**Text extract:**
▬▬▬
On 2013-09-23 21:21:53 -0400, Stephen Frost wrote:
> Here's an example to illustrate what I'm talking about when it comes
> down to "you can't claim that you'll produce exactly what the query
> will always, with these types:"
>
> =# table citext_table;
> id | name
> ----+-------
> 1 | one
> 3 | three
> 5 |
> 4 | Three
> 2 | Three
> (5 rows)
>
> =# create MATERIALIZED VIEW citext_matview AS select name from citext_table where id > 0 group by name;
> SELECT 3
>
> =# table citext_matview;
> name
> -------
>
> one
> three
> (3 rows)
I don't really understand why you have a problem with this specific
thing here. Kevin's goal seems to be to make materialized views behave
consistent with the way a plain view would if the matviews would just
have been refreshed fully, concurrently or incrementally and there have
been no further data changes.
▬▬▬
**What is asked:**
1. Copy the materialized view email word for word, starting at "I don't really" and ending at "further data changes.".
2. In the materialized view email, rewrite the paragraph beginning "I don't really understand why" more briefly, keeping its main points.
3. Go on with the materialized view email from the point where it stops.

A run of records
▬▬▬
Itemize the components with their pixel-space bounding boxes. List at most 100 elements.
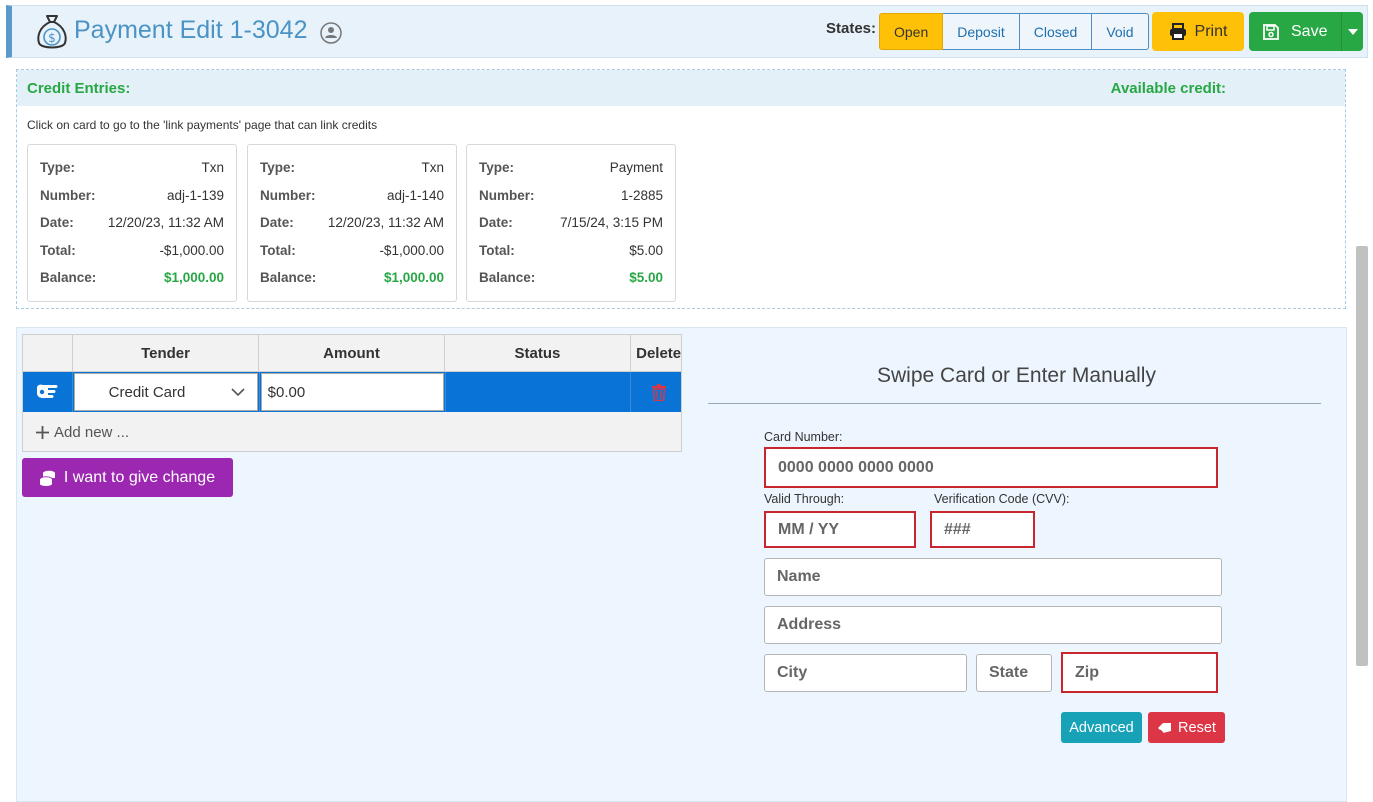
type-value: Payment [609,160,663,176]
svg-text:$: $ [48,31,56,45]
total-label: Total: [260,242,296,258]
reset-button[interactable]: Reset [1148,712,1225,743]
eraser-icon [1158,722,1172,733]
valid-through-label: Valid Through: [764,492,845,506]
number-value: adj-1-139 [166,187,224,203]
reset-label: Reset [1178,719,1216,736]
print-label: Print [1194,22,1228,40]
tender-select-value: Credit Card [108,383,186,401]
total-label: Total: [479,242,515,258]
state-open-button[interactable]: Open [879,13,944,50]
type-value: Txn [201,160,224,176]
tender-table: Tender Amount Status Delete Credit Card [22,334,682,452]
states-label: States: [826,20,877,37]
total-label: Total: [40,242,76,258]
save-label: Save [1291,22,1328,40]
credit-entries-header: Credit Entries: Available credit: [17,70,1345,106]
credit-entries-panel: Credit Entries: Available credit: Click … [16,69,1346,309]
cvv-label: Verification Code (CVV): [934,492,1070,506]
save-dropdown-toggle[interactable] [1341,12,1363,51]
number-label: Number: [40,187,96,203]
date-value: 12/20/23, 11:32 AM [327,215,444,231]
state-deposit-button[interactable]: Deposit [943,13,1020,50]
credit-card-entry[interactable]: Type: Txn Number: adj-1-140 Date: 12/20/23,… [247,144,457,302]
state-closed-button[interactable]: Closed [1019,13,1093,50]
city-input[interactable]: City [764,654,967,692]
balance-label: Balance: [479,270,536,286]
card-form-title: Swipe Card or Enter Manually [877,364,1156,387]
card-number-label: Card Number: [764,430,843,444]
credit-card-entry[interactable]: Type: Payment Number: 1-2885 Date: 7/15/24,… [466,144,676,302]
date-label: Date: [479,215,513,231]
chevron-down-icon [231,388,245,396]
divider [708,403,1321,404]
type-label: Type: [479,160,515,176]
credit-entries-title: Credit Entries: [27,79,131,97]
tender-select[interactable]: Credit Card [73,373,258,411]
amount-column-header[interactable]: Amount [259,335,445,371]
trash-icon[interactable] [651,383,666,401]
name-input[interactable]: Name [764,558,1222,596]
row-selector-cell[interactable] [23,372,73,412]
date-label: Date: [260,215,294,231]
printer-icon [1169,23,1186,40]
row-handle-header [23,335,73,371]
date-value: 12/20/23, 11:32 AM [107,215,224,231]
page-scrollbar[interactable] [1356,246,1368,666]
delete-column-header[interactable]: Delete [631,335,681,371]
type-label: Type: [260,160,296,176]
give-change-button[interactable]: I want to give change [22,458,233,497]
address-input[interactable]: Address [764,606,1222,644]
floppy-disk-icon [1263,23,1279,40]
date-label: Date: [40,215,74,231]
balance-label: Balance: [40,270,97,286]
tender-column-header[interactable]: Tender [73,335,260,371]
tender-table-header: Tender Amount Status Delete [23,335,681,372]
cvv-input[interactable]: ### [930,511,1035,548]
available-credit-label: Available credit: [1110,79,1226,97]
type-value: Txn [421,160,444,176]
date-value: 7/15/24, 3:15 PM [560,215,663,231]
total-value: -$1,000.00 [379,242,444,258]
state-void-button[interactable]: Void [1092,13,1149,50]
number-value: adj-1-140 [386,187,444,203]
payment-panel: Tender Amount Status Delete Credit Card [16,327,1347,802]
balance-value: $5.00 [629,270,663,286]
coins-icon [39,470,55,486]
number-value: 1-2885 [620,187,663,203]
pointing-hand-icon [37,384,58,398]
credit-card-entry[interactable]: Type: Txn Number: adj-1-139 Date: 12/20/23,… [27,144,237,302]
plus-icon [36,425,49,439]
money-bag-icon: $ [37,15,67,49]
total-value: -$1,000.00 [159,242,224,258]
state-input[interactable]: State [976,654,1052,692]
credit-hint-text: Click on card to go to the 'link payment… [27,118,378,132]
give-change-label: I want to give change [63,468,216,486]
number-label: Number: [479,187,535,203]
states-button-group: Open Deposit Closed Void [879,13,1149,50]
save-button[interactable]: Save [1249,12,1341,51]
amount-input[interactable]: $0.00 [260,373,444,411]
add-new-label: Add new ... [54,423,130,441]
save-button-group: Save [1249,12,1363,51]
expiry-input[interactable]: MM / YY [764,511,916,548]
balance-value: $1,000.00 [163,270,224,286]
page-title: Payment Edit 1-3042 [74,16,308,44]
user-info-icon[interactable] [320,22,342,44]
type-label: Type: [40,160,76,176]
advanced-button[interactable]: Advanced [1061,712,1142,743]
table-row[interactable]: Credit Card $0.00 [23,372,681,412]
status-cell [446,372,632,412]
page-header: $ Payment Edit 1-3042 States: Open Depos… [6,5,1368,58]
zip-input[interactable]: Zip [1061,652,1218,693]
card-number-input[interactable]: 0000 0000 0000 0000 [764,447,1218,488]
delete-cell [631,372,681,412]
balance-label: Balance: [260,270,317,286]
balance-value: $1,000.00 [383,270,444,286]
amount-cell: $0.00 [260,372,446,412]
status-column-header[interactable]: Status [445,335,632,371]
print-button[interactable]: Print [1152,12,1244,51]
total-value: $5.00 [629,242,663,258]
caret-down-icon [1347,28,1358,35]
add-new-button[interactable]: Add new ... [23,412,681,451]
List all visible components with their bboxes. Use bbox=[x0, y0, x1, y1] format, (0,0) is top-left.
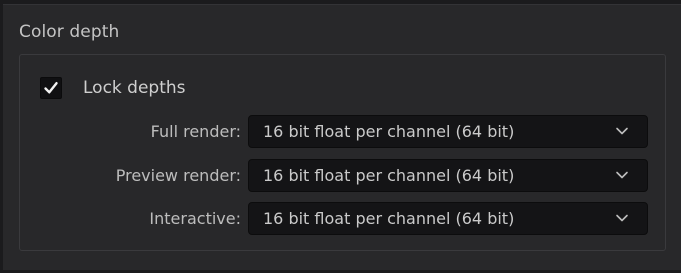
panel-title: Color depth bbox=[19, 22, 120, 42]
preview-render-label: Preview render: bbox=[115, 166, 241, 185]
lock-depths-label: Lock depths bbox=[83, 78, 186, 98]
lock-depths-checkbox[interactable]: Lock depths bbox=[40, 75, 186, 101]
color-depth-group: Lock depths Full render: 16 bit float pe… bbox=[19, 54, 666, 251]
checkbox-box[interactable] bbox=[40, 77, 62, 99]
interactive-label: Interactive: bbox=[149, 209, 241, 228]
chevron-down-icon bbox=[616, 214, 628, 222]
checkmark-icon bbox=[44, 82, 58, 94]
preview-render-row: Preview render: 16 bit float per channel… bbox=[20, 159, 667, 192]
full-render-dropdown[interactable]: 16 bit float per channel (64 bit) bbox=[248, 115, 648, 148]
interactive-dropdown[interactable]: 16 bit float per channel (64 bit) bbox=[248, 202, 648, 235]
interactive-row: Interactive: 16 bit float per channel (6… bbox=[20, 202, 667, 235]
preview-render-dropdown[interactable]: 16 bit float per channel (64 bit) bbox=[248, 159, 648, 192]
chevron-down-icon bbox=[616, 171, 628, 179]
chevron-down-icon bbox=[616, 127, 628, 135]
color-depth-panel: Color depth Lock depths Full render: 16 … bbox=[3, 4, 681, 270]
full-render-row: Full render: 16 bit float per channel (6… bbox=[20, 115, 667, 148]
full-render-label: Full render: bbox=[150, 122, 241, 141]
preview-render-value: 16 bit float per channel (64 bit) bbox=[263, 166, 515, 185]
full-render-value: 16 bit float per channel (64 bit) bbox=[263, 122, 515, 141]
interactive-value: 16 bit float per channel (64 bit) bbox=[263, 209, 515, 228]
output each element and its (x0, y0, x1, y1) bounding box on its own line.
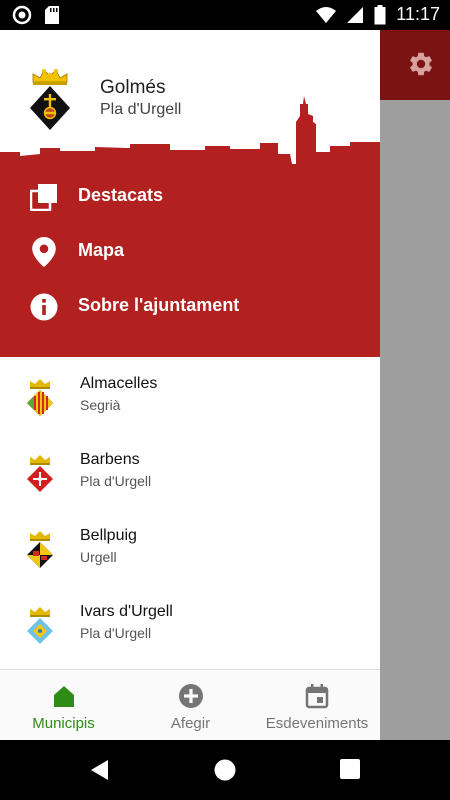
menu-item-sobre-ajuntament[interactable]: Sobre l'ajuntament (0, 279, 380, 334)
▬▬▬
**Results for each task:**
1.
I don't really understand why you have a problem with this specific
thing here. Kevin's goal seems to be to make materialized views behave
consistent with the way a plain view would if the matviews would just
have been refreshed fully, concurrently or incrementally and there have
been no further data changes.

2. The writer doesn't see the problem with this specific case. In the writer's reading, Kevin wants materialized views to behave consistently with a plain view, assuming the matview was refreshed (fully, concurrently or incrementally) and no data changed afterward.

3.
SELECT * FROM table WHERE candidate_key IN (...);
used in a view or plainly currently guarantees you that you get the
original casing for citext. And if you e.g. have some additional
expensive joins, such a matview can very well make sense.
What does it matter that ... GROUP BY citext_col; doesn't return the
same casing consistently? You're aggregating, not accessing the original
data. If you need to separate the different casings now, cast to text.
Now, I can perfectly understand having a bit of architectural qualms
about Kevin's approach of things on the SQL level. But this doesn't seem
to be the thread to discuss that. FWIW, I can't forsee any realistic
approach that actually won't do such comparisons (although not
necessarily through C).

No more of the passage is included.